-- TASK GOAL --
Spot each line that carries the word "Manufacturing"; copy those lines.

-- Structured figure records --
○ ○ ○
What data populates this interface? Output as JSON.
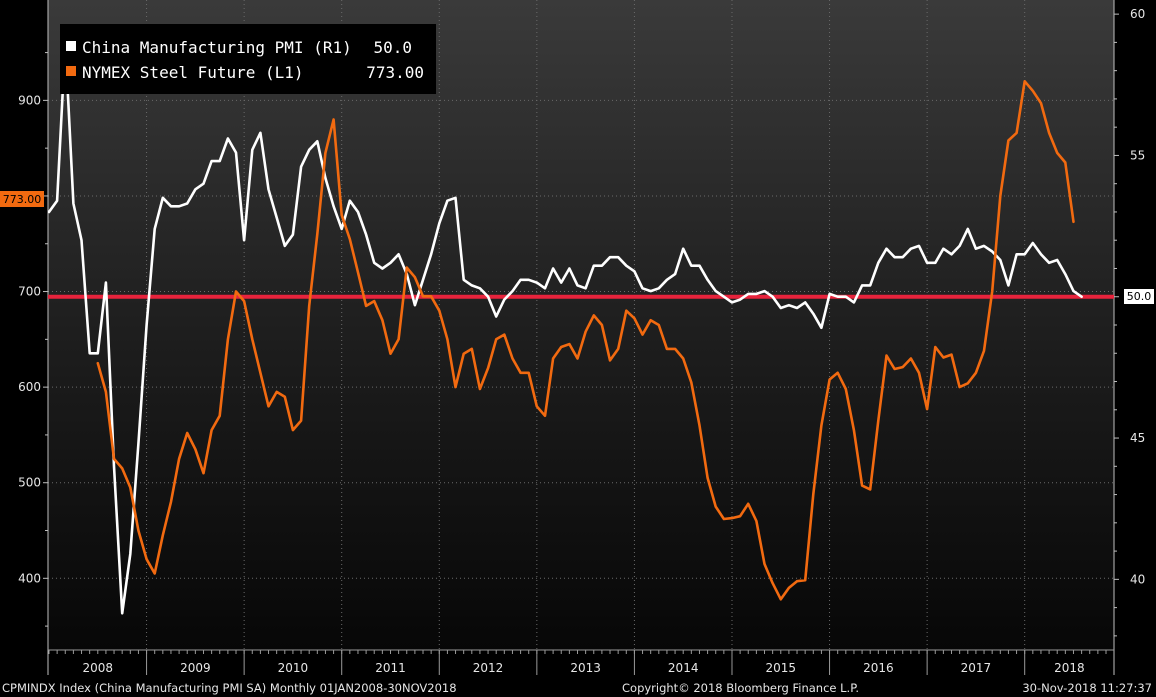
{
  "chart_data": {
    "type": "line",
    "legend": [
      {
        "series": "pmi",
        "label": "China Manufacturing PMI (R1)",
        "value": "50.0",
        "color": "#ffffff"
      },
      {
        "series": "steel",
        "label": "NYMEX Steel Future (L1)",
        "value": "773.00",
        "color": "#f26a10"
      }
    ],
    "last_value_tags": {
      "left": "773.00",
      "right": "50.0"
    },
    "reference_line": {
      "axis": "right",
      "value": 50,
      "color": "#e8233c"
    },
    "left_axis": {
      "min": 325,
      "max": 1005,
      "ticks": [
        400,
        500,
        600,
        700,
        800,
        900
      ]
    },
    "right_axis": {
      "min": 37.5,
      "max": 60.5,
      "ticks": [
        40,
        45,
        50,
        55,
        60
      ]
    },
    "x_range": [
      "2008-01",
      "2018-11"
    ],
    "years": [
      "2008",
      "2009",
      "2010",
      "2011",
      "2012",
      "2013",
      "2014",
      "2015",
      "2016",
      "2017",
      "2018"
    ],
    "grid": true,
    "series": [
      {
        "id": "pmi",
        "name": "China Manufacturing PMI",
        "axis": "right",
        "color": "#ffffff",
        "start": "2008-01",
        "values": [
          53.0,
          53.4,
          59.0,
          53.3,
          52.0,
          48.0,
          48.0,
          50.5,
          44.0,
          38.8,
          40.9,
          44.8,
          49.0,
          52.4,
          53.5,
          53.2,
          53.2,
          53.3,
          53.8,
          54.0,
          54.8,
          54.8,
          55.6,
          55.1,
          52.0,
          55.2,
          55.8,
          53.8,
          52.8,
          51.8,
          52.2,
          54.6,
          55.2,
          55.5,
          54.2,
          53.2,
          52.4,
          53.4,
          53.0,
          52.2,
          51.2,
          51.0,
          51.2,
          51.5,
          50.8,
          49.7,
          50.6,
          51.5,
          52.6,
          53.4,
          53.5,
          50.6,
          50.4,
          50.3,
          50.0,
          49.3,
          49.9,
          50.2,
          50.6,
          50.6,
          50.5,
          50.3,
          51.0,
          50.5,
          51.0,
          50.4,
          50.3,
          51.1,
          51.1,
          51.4,
          51.4,
          51.1,
          50.9,
          50.3,
          50.2,
          50.3,
          50.6,
          50.8,
          51.7,
          51.1,
          51.1,
          50.6,
          50.2,
          50.0,
          49.8,
          49.9,
          50.1,
          50.1,
          50.2,
          50.0,
          49.6,
          49.7,
          49.6,
          49.8,
          49.4,
          48.9,
          50.1,
          50.0,
          50.0,
          49.8,
          50.4,
          50.4,
          51.2,
          51.7,
          51.4,
          51.4,
          51.7,
          51.8,
          51.2,
          51.2,
          51.7,
          51.5,
          51.8,
          52.4,
          51.7,
          51.8,
          51.6,
          51.3,
          50.4,
          51.5,
          51.5,
          51.9,
          51.5,
          51.2,
          51.3,
          50.8,
          50.2,
          50.0
        ]
      },
      {
        "id": "steel",
        "name": "NYMEX Steel Future",
        "axis": "left",
        "color": "#f26a10",
        "start": "2008-07",
        "values": [
          625,
          595,
          525,
          515,
          495,
          450,
          420,
          405,
          445,
          480,
          525,
          552,
          535,
          510,
          555,
          570,
          650,
          700,
          690,
          650,
          615,
          580,
          595,
          590,
          555,
          565,
          685,
          760,
          845,
          880,
          780,
          755,
          720,
          685,
          690,
          670,
          635,
          650,
          725,
          715,
          695,
          695,
          680,
          650,
          600,
          635,
          640,
          598,
          620,
          650,
          655,
          630,
          615,
          615,
          580,
          570,
          630,
          642,
          645,
          630,
          658,
          675,
          665,
          628,
          640,
          680,
          672,
          655,
          670,
          665,
          640,
          640,
          630,
          605,
          560,
          505,
          475,
          462,
          463,
          465,
          478,
          460,
          415,
          395,
          378,
          390,
          397,
          398,
          488,
          560,
          608,
          615,
          598,
          555,
          497,
          493,
          565,
          633,
          619,
          621,
          630,
          615,
          577,
          642,
          631,
          634,
          600,
          604,
          615,
          638,
          700,
          800,
          858,
          866,
          920,
          910,
          897,
          866,
          845,
          835,
          773
        ]
      }
    ],
    "footer": {
      "left": "CPMINDX Index (China Manufacturing PMI SA)  Monthly 01JAN2008-30NOV2018",
      "center": "Copyright© 2018 Bloomberg Finance L.P.",
      "right": "30-Nov-2018 11:27:37"
    }
  }
}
○ ○ ○
-- ANSWER TO THE TASK --
        "label": "China Manufacturing PMI (R1)",
        "name": "China Manufacturing PMI",
      "left": "CPMINDX Index (China Manufacturing PMI SA)  Monthly 01JAN2008-30NOV2018",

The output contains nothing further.